**Tu tarea**
Indica, por favor, si cada afirmación coincide con el texto sobre la ayuda a la planta de biogás que aparece abajo: (a) El Estado dio 573.000 euros a la planta de la Ultzama para un proyecto de I+D+i. (b) El texto sostiene que cada día es sorprendente. (c) Las ayudas desaparecidas eran solo nacionales. Responde sí o no a cada una y cita las palabras exactas del texto que lo deciden.

**Texto de referencia**
# # # # # # #
A la contra

Magia potagia

Por Jorge Nagore - Miércoles, 14 de Junio de 2017 - Actualizado a las 06:01h

La realidad es a días -a días- maravillosa, esconde eso que suelen vendernos los optimistas o mejor dicho los mentirosos que desconocen serlo de que “cada día es sorprendente”, lo cual es una gran mentira -y peligrosa-, ya que si cada día fuese sorprendente al despertar hoy sería enero u octubre y no despertaríamos en nuestra casa si no en otra ciudad, con nombre y aspecto distintos, hablando en un idioma diferente y así con cosas de verdad grandes, cada día, uno tras otro, sin descanso. Cada día puede ser variado y si me apuran entretenido, pero sorprendente, no. Salvo si miras en el mundo de la empresa. Si no, lean conmigo el titular de ayer: El Estado pierde la pista de una ayuda de medio millón a la planta de biogás de Ulzama. No es que se pierda la pista a las pisadas de un corzo en mitad de una nevada histórica en la estepa siberiana o que hace años que no sepas nada de aquella chica con la que una vez te cruzaste en una calle de Isaba, es que nada menos que un ente como el Estado, que es capaz de meterte una cámara endoscópica por el ojete si eres autónomo a ver si encuentra 15 euros, no es capaz de hallar y/o/u encontrar dónde han ido a parar 573.000 euros de vellón que le dio a la famosa planta de la Ultzama para desarrollar un proyecto de I+D+i. Pues el Estado, esa cosa con patas, no encuentra ni los euros ni el proyecto, lo cual es sorprendente si nos atenemos al hecho de que otras cosas las encuentra casi de oficio y al minuto. ¿Cómo se puede dar una ayuda de 573.000 euros sin controlar que el proyecto se realice? Pues se da, estas cosas pasan y estas son las cosas que el grupo parlamentario de UPN está tratando de que no se investiguen en el Parlamento pidiendo informes jurídicos día sí y día también sobre la potestad de un Parlamento para investigar temas locales. No son temas locales. Hay ayudas forales y nacionales, desaparecidas como humo.
# # # # # # #
**Datos proporcionados**
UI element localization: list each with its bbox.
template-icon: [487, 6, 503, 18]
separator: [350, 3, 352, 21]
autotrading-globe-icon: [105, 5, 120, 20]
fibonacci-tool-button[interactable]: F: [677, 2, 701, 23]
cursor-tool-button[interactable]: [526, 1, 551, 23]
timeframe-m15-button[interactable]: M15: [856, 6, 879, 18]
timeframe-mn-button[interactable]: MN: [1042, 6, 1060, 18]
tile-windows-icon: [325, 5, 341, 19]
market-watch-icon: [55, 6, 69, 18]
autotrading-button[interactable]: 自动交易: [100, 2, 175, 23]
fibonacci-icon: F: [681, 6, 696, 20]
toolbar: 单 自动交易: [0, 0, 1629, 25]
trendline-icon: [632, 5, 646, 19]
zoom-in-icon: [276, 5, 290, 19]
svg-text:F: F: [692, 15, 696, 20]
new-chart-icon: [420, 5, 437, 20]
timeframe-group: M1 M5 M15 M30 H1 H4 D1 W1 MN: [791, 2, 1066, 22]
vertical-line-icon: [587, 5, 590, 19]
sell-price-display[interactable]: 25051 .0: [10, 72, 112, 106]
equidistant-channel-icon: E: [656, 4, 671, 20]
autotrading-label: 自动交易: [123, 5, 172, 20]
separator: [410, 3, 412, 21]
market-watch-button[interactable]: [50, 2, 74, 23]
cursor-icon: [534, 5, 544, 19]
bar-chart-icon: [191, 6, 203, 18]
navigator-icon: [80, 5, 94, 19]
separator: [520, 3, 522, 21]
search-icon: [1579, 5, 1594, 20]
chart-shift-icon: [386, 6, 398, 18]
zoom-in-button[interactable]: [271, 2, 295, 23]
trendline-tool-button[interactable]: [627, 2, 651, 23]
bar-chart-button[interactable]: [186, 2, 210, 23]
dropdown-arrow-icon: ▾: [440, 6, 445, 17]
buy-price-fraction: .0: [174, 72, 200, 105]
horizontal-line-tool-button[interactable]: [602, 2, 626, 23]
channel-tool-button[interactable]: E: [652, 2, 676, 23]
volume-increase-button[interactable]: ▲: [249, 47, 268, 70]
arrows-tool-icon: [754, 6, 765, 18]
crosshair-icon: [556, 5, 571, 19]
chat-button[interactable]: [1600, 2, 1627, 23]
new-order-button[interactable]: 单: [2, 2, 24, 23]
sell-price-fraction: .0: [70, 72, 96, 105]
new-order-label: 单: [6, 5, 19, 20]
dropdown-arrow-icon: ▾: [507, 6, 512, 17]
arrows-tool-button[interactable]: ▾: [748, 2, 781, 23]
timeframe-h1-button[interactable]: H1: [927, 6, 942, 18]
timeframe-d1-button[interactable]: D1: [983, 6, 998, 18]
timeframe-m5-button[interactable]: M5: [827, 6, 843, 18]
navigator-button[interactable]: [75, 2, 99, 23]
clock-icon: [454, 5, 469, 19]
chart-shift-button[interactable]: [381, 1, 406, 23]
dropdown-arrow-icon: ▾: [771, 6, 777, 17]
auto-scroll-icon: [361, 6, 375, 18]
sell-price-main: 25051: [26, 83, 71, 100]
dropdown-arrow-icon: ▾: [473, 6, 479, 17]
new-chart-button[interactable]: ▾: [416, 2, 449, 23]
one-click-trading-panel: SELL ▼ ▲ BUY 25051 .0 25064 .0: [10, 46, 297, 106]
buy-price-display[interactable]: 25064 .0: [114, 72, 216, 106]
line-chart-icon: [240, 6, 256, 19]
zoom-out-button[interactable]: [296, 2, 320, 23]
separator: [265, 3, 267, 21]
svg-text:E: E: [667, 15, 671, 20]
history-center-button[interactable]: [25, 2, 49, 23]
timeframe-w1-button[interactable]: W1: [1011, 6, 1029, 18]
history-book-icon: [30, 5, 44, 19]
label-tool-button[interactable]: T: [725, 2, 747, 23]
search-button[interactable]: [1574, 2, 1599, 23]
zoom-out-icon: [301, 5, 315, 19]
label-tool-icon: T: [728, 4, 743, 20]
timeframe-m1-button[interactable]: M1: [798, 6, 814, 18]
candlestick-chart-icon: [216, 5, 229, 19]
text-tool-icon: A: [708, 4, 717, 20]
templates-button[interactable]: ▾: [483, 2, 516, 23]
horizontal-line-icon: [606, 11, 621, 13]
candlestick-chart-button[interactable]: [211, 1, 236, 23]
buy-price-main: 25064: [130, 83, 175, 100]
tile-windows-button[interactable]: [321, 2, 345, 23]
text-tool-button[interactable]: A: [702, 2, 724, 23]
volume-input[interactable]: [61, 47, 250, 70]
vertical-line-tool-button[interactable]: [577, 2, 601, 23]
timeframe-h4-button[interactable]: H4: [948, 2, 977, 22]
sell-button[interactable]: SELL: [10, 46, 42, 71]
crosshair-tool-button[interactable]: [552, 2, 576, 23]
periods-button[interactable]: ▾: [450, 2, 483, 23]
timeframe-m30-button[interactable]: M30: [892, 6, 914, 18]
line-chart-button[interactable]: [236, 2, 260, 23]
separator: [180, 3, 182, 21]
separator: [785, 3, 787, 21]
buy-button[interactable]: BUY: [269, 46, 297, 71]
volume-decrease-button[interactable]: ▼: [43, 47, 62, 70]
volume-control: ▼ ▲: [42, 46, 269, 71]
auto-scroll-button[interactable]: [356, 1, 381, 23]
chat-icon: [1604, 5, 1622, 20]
# # # # # # #
**Respuesta del ejercicio**
(a) Sí: «no es capaz de hallar y/o/u encontrar dónde han ido a parar 573.000 euros de vellón que le dio a la famosa planta de la Ultzama para desarrollar un proyecto de I+D+i».
(b) No: «Cada día puede ser variado y si me apuran entretenido, pero sorprendente, no.»
(c) No: «Hay ayudas forales y nacionales, desaparecidas como humo.»